**Task goal**.
Give back the full listing, character for character, with no pictures.

BEGIN Data section

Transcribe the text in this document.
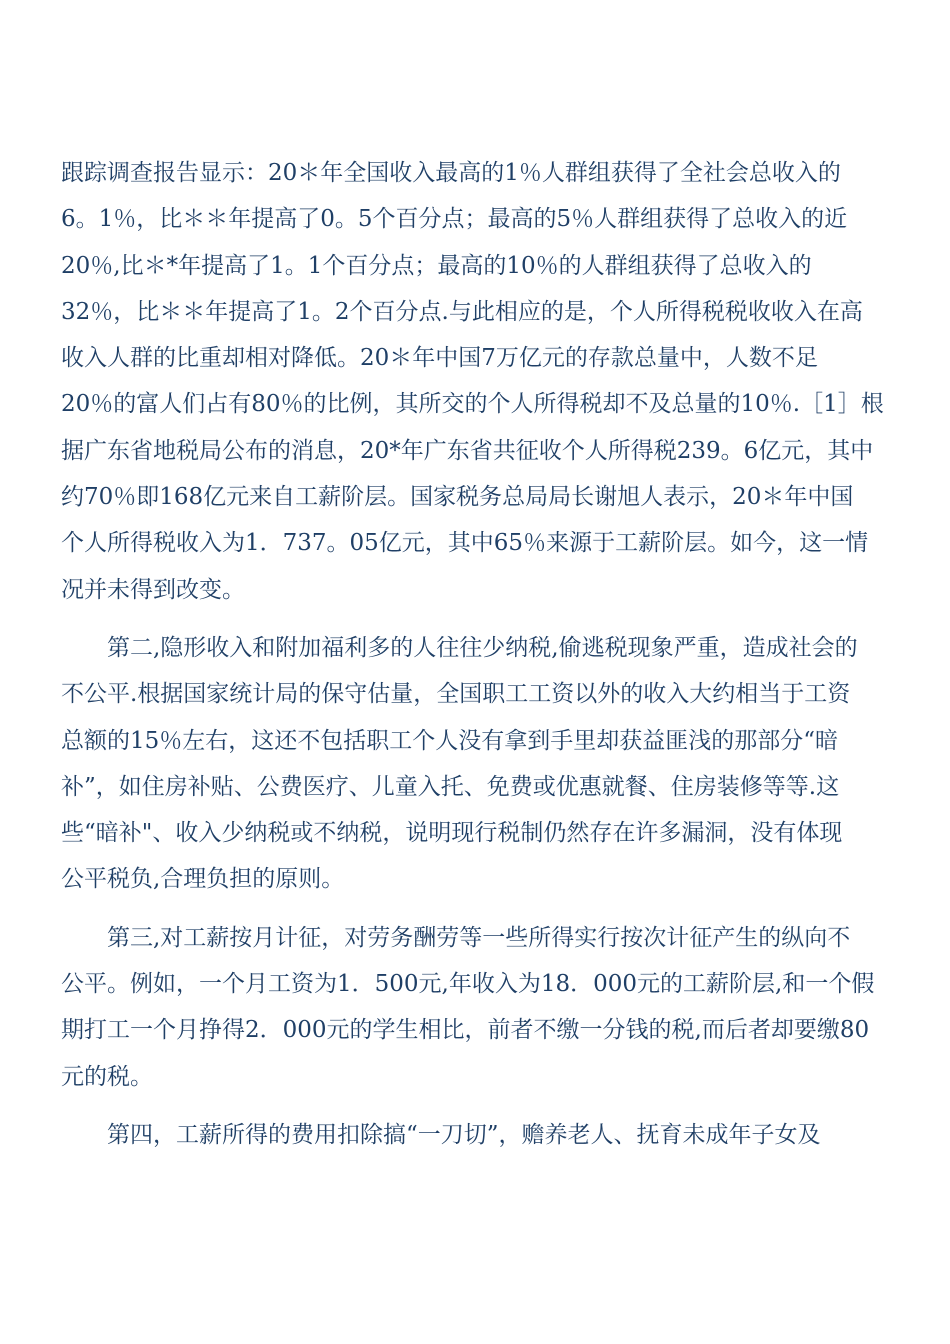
跟踪调查报告显示：20＊年全国收入最高的1％人群组获得了全社会总收入的
6。1％，比＊＊年提高了0。5个百分点；最高的5％人群组获得了总收入的近
20％,比＊*年提高了1。1个百分点；最高的10％的人群组获得了总收入的
32％，比＊＊年提高了1。2个百分点.与此相应的是，个人所得税税收收入在高
收入人群的比重却相对降低。20＊年中国7万亿元的存款总量中，人数不足
20％的富人们占有80％的比例，其所交的个人所得税却不及总量的10％.［1］根
据广东省地税局公布的消息，20*年广东省共征收个人所得税239。6亿元，其中
约70％即168亿元来自工薪阶层。国家税务总局局长谢旭人表示，20＊年中国
个人所得税收入为1．737。05亿元，其中65％来源于工薪阶层。如今，这一情
况并未得到改变。
第二,隐形收入和附加福利多的人往往少纳税,偷逃税现象严重，造成社会的
不公平.根据国家统计局的保守估量，全国职工工资以外的收入大约相当于工资
总额的15％左右，这还不包括职工个人没有拿到手里却获益匪浅的那部分“暗
补”，如住房补贴、公费医疗、儿童入托、免费或优惠就餐、住房装修等等.这
些“暗补"、收入少纳税或不纳税，说明现行税制仍然存在许多漏洞，没有体现
公平税负,合理负担的原则。
第三,对工薪按月计征，对劳务酬劳等一些所得实行按次计征产生的纵向不
公平。例如，一个月工资为1．500元,年收入为18．000元的工薪阶层,和一个假
期打工一个月挣得2．000元的学生相比，前者不缴一分钱的税,而后者却要缴80
元的税。
第四，工薪所得的费用扣除搞“一刀切”，赡养老人、抚育未成年子女及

END Data section

**Result for this task**.
Transcribe the text in this document.
跟踪调查报告显示：20＊年全国收入最高的1％人群组获得了全社会总收入的
6。1％，比＊＊年提高了0。5个百分点；最高的5％人群组获得了总收入的近
20％,比＊*年提高了1。1个百分点；最高的10％的人群组获得了总收入的
32％，比＊＊年提高了1。2个百分点.与此相应的是，个人所得税税收收入在高
收入人群的比重却相对降低。20＊年中国7万亿元的存款总量中，人数不足
20％的富人们占有80％的比例，其所交的个人所得税却不及总量的10％.［1］根
据广东省地税局公布的消息，20*年广东省共征收个人所得税239。6亿元，其中
约70％即168亿元来自工薪阶层。国家税务总局局长谢旭人表示，20＊年中国
个人所得税收入为1．737。05亿元，其中65％来源于工薪阶层。如今，这一情
况并未得到改变。
第二,隐形收入和附加福利多的人往往少纳税,偷逃税现象严重，造成社会的
不公平.根据国家统计局的保守估量，全国职工工资以外的收入大约相当于工资
总额的15％左右，这还不包括职工个人没有拿到手里却获益匪浅的那部分“暗
补”，如住房补贴、公费医疗、儿童入托、免费或优惠就餐、住房装修等等.这
些“暗补"、收入少纳税或不纳税，说明现行税制仍然存在许多漏洞，没有体现
公平税负,合理负担的原则。
第三,对工薪按月计征，对劳务酬劳等一些所得实行按次计征产生的纵向不
公平。例如，一个月工资为1．500元,年收入为18．000元的工薪阶层,和一个假
期打工一个月挣得2．000元的学生相比，前者不缴一分钱的税,而后者却要缴80
元的税。
第四，工薪所得的费用扣除搞“一刀切”，赡养老人、抚育未成年子女及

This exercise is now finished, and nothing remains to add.